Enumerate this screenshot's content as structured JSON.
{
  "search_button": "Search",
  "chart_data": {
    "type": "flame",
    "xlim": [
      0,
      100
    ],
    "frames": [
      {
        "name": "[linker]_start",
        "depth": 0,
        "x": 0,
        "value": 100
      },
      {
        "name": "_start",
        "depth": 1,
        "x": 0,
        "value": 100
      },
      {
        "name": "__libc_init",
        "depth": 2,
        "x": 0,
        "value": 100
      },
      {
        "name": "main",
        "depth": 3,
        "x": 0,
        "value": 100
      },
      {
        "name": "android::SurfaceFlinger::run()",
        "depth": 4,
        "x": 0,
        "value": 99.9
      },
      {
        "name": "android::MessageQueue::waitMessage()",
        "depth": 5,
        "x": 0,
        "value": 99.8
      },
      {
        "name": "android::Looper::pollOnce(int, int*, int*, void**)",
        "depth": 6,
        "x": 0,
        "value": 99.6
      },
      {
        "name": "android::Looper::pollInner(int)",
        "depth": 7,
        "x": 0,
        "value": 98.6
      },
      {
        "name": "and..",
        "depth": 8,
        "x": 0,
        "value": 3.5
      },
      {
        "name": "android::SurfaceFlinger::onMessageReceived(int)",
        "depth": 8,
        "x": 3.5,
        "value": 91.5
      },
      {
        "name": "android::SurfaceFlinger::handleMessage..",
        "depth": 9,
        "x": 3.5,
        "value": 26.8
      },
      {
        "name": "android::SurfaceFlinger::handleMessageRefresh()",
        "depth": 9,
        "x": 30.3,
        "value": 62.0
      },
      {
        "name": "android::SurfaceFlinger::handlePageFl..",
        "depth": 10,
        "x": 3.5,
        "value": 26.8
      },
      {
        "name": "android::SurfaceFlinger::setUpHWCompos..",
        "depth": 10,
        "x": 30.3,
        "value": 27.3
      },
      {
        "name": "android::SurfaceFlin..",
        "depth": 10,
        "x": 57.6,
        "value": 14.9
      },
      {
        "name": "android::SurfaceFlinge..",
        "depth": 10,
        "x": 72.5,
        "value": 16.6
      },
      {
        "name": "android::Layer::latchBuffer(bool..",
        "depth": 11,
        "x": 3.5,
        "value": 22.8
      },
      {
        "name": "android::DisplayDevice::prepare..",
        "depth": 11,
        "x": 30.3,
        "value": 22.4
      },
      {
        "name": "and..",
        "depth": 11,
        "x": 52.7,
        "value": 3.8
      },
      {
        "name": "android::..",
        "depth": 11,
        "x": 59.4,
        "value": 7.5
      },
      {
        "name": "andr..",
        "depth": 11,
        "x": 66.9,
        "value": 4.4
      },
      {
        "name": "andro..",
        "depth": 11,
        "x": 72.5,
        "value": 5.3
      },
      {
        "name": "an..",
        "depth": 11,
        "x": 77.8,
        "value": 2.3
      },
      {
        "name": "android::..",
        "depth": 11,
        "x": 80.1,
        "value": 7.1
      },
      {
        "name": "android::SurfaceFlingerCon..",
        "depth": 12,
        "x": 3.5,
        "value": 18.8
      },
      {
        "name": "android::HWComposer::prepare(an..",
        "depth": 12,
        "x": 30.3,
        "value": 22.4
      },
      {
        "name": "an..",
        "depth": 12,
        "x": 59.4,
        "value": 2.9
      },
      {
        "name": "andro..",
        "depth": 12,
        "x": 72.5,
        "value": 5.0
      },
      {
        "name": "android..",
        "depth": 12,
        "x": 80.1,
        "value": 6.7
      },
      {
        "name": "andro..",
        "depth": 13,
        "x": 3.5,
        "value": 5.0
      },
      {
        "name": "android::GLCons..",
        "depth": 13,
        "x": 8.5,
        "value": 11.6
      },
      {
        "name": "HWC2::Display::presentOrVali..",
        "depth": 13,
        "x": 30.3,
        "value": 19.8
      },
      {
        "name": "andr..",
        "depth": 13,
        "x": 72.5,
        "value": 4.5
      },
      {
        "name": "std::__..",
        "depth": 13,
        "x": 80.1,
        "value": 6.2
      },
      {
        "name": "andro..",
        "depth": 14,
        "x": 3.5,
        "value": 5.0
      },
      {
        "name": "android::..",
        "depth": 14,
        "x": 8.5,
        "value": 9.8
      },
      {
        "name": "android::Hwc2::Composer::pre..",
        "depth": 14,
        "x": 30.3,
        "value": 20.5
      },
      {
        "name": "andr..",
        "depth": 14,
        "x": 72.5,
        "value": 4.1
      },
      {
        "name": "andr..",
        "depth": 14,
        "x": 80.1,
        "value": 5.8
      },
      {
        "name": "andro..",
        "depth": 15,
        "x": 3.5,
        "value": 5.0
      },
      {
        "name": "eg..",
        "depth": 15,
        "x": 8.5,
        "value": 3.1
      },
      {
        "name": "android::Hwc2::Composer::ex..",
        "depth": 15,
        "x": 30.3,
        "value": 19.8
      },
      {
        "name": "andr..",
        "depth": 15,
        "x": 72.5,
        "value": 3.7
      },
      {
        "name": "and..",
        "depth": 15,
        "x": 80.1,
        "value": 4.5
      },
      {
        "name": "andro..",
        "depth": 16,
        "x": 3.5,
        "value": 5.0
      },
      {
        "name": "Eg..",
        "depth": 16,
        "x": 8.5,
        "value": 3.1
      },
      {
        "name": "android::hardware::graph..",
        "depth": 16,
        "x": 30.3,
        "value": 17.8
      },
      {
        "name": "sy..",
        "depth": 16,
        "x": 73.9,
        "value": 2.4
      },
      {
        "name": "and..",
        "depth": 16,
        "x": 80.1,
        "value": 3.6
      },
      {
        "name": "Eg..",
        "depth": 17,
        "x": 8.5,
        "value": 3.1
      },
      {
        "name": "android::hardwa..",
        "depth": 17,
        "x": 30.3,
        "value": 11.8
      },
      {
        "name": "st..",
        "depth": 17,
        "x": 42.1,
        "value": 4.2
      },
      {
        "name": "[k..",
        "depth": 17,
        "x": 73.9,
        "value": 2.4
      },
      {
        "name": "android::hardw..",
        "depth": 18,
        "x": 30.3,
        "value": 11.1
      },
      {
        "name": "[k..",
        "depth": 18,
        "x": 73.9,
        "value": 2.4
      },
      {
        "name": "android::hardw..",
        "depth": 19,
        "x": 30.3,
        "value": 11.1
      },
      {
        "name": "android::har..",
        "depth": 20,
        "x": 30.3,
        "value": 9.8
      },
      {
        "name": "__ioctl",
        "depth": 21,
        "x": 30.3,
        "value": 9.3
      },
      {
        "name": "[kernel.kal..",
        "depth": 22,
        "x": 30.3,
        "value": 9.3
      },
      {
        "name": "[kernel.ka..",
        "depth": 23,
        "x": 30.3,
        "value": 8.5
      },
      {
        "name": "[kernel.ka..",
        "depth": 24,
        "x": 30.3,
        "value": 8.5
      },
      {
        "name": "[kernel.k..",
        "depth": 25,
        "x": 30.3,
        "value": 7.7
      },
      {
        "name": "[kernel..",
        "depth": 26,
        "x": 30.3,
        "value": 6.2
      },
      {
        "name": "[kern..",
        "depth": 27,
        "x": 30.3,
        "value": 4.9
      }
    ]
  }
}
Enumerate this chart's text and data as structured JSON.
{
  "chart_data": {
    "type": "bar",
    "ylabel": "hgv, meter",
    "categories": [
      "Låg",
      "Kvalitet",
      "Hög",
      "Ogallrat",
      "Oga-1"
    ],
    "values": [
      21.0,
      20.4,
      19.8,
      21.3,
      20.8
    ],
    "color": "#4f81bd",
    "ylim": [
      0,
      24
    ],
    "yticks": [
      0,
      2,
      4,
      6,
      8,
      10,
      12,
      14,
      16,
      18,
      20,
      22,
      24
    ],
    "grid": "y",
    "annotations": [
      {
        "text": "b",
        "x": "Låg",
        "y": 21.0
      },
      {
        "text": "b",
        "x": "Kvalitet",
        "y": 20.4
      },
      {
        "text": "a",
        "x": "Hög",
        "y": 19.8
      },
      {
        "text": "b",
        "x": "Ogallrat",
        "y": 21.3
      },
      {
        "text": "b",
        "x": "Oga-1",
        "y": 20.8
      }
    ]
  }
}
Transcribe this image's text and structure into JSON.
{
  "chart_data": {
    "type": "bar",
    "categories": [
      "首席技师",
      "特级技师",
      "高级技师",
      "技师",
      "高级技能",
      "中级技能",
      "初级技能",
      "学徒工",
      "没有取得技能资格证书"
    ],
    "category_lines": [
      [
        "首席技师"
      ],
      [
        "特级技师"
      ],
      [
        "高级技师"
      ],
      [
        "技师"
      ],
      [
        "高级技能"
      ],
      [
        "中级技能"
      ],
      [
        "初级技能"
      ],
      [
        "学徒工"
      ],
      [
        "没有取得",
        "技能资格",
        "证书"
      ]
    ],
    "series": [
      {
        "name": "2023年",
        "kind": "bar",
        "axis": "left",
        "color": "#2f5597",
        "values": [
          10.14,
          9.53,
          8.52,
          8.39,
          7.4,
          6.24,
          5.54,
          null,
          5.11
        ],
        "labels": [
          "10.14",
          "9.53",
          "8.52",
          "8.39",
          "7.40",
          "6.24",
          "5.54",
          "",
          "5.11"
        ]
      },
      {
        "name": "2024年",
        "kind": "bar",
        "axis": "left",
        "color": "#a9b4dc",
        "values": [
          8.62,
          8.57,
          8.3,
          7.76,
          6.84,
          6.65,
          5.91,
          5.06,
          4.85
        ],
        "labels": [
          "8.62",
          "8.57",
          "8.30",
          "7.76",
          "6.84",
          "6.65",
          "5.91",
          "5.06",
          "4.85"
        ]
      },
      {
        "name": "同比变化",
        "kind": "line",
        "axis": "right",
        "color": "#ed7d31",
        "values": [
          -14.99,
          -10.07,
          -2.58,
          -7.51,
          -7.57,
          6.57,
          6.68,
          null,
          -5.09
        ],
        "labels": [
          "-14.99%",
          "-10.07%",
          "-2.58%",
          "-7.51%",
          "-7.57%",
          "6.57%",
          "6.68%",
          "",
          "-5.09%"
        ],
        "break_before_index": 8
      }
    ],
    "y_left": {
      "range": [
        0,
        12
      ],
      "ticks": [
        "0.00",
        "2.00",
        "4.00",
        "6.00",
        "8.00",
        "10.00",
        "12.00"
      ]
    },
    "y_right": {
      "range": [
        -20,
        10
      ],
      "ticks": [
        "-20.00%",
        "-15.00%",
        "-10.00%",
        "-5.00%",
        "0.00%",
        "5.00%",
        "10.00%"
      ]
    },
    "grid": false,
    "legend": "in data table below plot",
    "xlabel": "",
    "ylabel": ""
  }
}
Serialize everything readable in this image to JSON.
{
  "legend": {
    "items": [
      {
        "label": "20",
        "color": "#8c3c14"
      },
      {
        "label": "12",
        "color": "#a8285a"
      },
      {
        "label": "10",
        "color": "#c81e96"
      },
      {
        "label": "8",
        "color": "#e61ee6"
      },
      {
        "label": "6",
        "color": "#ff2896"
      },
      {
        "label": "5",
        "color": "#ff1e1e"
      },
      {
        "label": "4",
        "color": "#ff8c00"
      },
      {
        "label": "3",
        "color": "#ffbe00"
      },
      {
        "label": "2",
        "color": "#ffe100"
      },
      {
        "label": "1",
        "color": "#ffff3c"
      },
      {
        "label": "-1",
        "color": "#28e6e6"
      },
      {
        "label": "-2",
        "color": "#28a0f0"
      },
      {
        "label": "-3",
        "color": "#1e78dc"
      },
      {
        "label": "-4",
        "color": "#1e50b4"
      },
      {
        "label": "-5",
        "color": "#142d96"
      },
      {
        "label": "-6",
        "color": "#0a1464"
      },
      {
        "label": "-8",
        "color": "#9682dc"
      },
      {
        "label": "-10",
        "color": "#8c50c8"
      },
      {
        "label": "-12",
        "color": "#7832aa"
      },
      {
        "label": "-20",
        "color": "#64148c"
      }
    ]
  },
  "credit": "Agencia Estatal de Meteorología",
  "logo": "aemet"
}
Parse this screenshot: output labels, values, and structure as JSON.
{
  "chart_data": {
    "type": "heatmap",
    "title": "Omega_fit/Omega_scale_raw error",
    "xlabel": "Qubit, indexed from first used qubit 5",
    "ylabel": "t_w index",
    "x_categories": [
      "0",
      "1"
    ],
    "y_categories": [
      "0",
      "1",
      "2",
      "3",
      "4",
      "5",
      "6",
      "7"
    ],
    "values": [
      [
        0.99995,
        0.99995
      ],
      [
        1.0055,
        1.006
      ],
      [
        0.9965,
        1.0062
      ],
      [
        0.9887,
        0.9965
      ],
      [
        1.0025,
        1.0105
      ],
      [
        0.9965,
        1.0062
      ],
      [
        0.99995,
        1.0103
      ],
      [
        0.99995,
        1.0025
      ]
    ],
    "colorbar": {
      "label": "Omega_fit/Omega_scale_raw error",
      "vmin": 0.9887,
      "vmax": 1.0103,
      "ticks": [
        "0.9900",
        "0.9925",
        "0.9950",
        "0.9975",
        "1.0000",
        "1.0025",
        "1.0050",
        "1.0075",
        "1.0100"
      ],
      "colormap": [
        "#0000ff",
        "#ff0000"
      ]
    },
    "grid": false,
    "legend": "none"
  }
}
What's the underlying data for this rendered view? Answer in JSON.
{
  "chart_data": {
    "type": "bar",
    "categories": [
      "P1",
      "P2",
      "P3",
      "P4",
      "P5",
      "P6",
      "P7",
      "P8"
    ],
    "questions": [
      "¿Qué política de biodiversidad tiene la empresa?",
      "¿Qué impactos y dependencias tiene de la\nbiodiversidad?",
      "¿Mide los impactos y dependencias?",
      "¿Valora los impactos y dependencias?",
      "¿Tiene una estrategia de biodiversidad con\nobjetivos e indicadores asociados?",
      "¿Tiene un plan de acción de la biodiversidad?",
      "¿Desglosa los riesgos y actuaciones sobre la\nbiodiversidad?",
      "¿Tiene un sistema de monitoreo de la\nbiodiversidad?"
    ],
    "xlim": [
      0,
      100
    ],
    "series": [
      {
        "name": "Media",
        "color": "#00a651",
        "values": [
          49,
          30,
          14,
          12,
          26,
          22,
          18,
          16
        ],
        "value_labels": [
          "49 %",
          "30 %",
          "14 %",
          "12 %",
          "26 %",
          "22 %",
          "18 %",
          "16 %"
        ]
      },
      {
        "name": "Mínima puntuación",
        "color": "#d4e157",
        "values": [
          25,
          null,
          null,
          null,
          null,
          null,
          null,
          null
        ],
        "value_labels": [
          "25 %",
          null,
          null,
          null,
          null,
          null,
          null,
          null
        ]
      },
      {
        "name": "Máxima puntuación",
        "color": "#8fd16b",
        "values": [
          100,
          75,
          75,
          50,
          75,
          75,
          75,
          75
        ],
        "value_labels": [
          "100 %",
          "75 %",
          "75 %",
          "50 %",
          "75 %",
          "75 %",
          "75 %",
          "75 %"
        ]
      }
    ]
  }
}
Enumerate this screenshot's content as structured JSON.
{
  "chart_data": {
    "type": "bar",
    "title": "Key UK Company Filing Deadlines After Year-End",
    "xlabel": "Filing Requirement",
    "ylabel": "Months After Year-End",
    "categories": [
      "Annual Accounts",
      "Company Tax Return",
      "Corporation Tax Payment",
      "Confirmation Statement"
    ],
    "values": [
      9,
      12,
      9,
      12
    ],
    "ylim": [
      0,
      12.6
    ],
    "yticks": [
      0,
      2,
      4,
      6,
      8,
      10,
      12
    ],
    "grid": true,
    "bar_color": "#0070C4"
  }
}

::::::::

WHAT NEEDS TO BE DONE:
Write out each line of the data that holds the string "this".

WRITTEN ANSWER:
Enumerate this screenshot's content as structured JSON.
Enumerate this chart's text and data as structured JSON.
Transcribe this image's text and structure into JSON.
Serialize everything readable in this image to JSON.
Parse this screenshot: output labels, values, and structure as JSON.
What's the underlying data for this rendered view? Answer in JSON.
Enumerate this screenshot's content as structured JSON.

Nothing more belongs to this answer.